- _Written task_:
Turn these lines into a numbered list, skipping blank lines and leaving out the pictures. Cover every row.

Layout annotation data
## Begin
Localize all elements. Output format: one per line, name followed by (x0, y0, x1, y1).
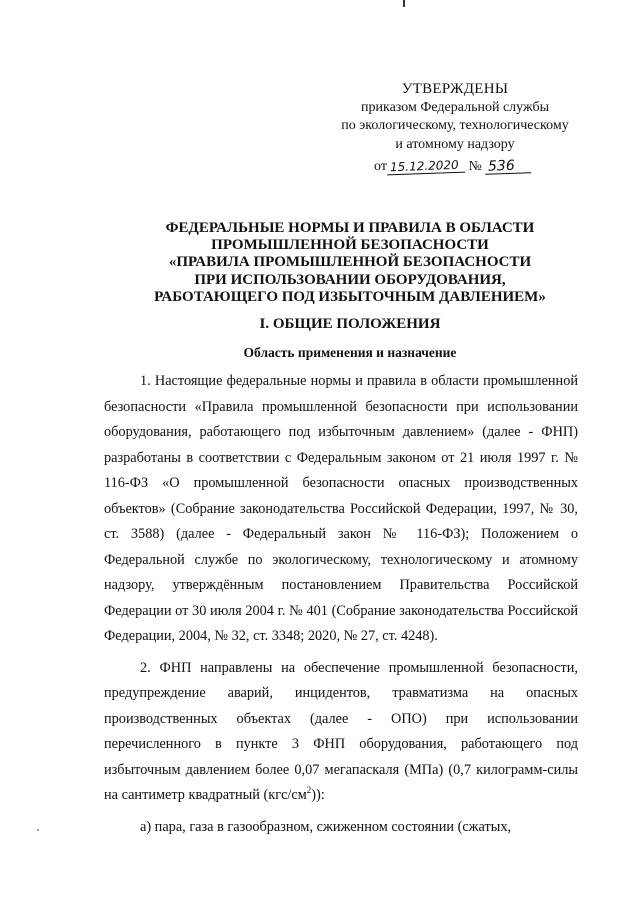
title-line-4: ПРИ ИСПОЛЬЗОВАНИИ ОБОРУДОВАНИЯ, (194, 271, 506, 288)
title-line-3: «ПРАВИЛА ПРОМЫШЛЕННОЙ БЕЗОПАСНОСТИ (168, 254, 532, 271)
approved-heading: УТВЕРЖДЕНЫ (401, 81, 509, 97)
order-number-sign: № (468, 159, 482, 174)
approval-stamp-block (325, 80, 585, 154)
order-number-handwritten: 536 (485, 158, 531, 175)
paragraph-1: 1. Настоящие федеральные нормы и правила в области промышленной безопасности «Правила промышленной безопасности при использовании оборудования, работающего под избыточным давлением» (далее - ФНП) разработаны в соответствии с Федеральным законом от 21 июля 1997 г. № 116-ФЗ «О промышленной безопасности опасных производственных объектов» (Собрание законодательства Российской Федерации, 1997, № 30, ст. 3588) (далее - Федеральный закон № 116-ФЗ); Положением о Федеральной службе по экологическому, технологическому и атомному надзору, утверждённым постановлением Правительства Российской Федерации от 30 июля 2004 г. № 401 (Собрание законодательства Российской Федерации, 2004, № 32, ст. 3348; 2020, № 27, ст. 4248). (104, 373, 578, 644)
subsection-heading: Область применения и назначение (243, 345, 457, 360)
approval-line-2: по экологическому, технологическому (341, 118, 569, 133)
scan-edge-mark (403, 0, 405, 7)
title-line-2: ПРОМЫШЛЕННОЙ БЕЗОПАСНОСТИ (211, 237, 489, 254)
order-reference (374, 159, 531, 175)
paragraph-2-main: 2. ФНП направлены на обеспечение промышленной безопасности, предупреждение аварий, инцидентов, травматизма на опасных производственных объектах (далее - ОПО) при использовании перечисленного в пункте 3 ФНП оборудования, работающего под избыточным давлением более 0,07 мегапаскаля (МПа) (0,7 килограмм-силы на сантиметр квадратный (кгс/см (104, 659, 578, 803)
title-line-1: ФЕДЕРАЛЬНЫЕ НОРМЫ И ПРАВИЛА В ОБЛАСТИ (165, 220, 535, 236)
paragraph-3: а) пара, газа в газообразном, сжиженном состоянии (сжатых, (140, 818, 512, 835)
paragraph-2-superscript: 2 (306, 785, 312, 796)
paragraph-2-end: )): (311, 787, 325, 803)
paragraph-2 (104, 656, 578, 809)
scan-speck (37, 829, 39, 831)
approval-line-1: приказом Федеральной службы (361, 99, 549, 115)
title-line-5: РАБОТАЮЩЕГО ПОД ИЗБЫТОЧНЫМ ДАВЛЕНИЕМ» (154, 288, 546, 305)
section-heading: I. ОБЩИЕ ПОЛОЖЕНИЯ (259, 316, 441, 332)
order-date-handwritten: 15.12.2020 (387, 158, 465, 176)
approval-line-3: и атомному надзору (395, 136, 515, 152)
order-prefix: от (374, 159, 387, 174)
body-text (104, 369, 578, 846)
document-title (100, 220, 600, 306)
## End
- _Solution to the problem_:
1. Localize all elements. Output format: one per line, name followed by (x0, y0, x1, y1).
2. title-line-4: ПРИ ИСПОЛЬЗОВАНИИ ОБОРУДОВАНИЯ, (194, 271, 506, 288)
3. title-line-3: «ПРАВИЛА ПРОМЫШЛЕННОЙ БЕЗОПАСНОСТИ (168, 254, 532, 271)
4. approved-heading: УТВЕРЖДЕНЫ (401, 81, 509, 97)
5. order-number-sign: № (468, 159, 482, 174)
6. approval-stamp-block (325, 80, 585, 154)
7. order-number-handwritten: 536 (485, 158, 531, 175)
8. paragraph-1: 1. Настоящие федеральные нормы и правила в области промышленной безопасности «Правила промышленной безопасности при использовании оборудования, работающего под избыточным давлением» (далее - ФНП) разработаны в соответствии с Федеральным законом от 21 июля 1997 г. № 116-ФЗ «О промышленной безопасности опасных производственных объектов» (Собрание законодательства Российской Федерации, 1997, № 30, ст. 3588) (далее - Федеральный закон № 116-ФЗ); Положением о Федеральной службе по экологическому, технологическому и атомному надзору, утверждённым постановлением Правительства Российской Федерации от 30 июля 2004 г. № 401 (Собрание законодательства Российской Федерации, 2004, № 32, ст. 3348; 2020, № 27, ст. 4248). (104, 373, 578, 644)
9. subsection-heading: Область применения и назначение (243, 345, 457, 360)
10. approval-line-2: по экологическому, технологическому (341, 118, 569, 133)
11. scan-edge-mark (403, 0, 405, 7)
12. title-line-2: ПРОМЫШЛЕННОЙ БЕЗОПАСНОСТИ (211, 237, 489, 254)
13. order-reference (374, 159, 531, 175)
14. paragraph-2-main: 2. ФНП направлены на обеспечение промышленной безопасности, предупреждение аварий, инцидентов, травматизма на опасных производственных объектах (далее - ОПО) при использовании перечисленного в пункте 3 ФНП оборудования, работающего под избыточным давлением более 0,07 мегапаскаля (МПа) (0,7 килограмм-силы на сантиметр квадратный (кгс/см (104, 659, 578, 803)
15. title-line-1: ФЕДЕРАЛЬНЫЕ НОРМЫ И ПРАВИЛА В ОБЛАСТИ (165, 220, 535, 236)
16. paragraph-3: а) пара, газа в газообразном, сжиженном состоянии (сжатых, (140, 818, 512, 835)
17. paragraph-2-superscript: 2 (306, 785, 312, 796)
18. paragraph-2-end: )): (311, 787, 325, 803)
19. paragraph-2 (104, 656, 578, 809)
20. scan-speck (37, 829, 39, 831)
21. approval-line-1: приказом Федеральной службы (361, 99, 549, 115)
22. title-line-5: РАБОТАЮЩЕГО ПОД ИЗБЫТОЧНЫМ ДАВЛЕНИЕМ» (154, 288, 546, 305)
23. section-heading: I. ОБЩИЕ ПОЛОЖЕНИЯ (259, 316, 441, 332)
24. order-date-handwritten: 15.12.2020 (387, 158, 465, 176)
25. approval-line-3: и атомному надзору (395, 136, 515, 152)
26. order-prefix: от (374, 159, 387, 174)
27. body-text (104, 369, 578, 846)
28. document-title (100, 220, 600, 306)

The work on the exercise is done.